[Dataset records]
※ ※ ※

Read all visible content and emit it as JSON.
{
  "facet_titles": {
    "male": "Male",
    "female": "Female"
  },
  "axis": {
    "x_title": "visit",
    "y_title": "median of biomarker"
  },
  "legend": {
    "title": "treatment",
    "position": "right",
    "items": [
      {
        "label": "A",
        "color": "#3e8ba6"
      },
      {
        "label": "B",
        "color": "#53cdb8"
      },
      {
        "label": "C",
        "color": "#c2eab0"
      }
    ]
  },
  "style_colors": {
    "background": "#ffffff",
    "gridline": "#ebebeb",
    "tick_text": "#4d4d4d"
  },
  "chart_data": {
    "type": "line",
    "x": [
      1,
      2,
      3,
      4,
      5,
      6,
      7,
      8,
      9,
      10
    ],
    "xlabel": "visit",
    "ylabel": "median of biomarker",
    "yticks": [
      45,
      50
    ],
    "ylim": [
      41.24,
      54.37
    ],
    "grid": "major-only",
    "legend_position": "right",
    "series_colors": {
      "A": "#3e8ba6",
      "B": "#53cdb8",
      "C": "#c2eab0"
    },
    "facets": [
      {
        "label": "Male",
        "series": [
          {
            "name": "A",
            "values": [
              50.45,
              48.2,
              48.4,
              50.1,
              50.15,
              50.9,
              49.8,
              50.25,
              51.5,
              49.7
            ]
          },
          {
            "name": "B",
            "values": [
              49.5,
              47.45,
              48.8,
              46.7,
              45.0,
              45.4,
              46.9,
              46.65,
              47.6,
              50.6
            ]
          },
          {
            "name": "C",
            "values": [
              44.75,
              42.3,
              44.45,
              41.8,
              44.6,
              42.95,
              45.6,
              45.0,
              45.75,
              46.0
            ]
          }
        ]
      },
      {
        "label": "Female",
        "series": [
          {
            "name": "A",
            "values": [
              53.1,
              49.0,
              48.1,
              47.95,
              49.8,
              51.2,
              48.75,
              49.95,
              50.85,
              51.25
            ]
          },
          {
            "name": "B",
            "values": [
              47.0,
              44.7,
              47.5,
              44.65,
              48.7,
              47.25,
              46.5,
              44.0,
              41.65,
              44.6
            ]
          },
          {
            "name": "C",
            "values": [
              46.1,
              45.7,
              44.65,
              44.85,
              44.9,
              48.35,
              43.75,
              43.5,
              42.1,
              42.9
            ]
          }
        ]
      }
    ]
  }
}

※ ※ ※

*GIVEN TASK*:
Give only the number of lines in the records that include the word "right".

*WORKED ANSWER*:
2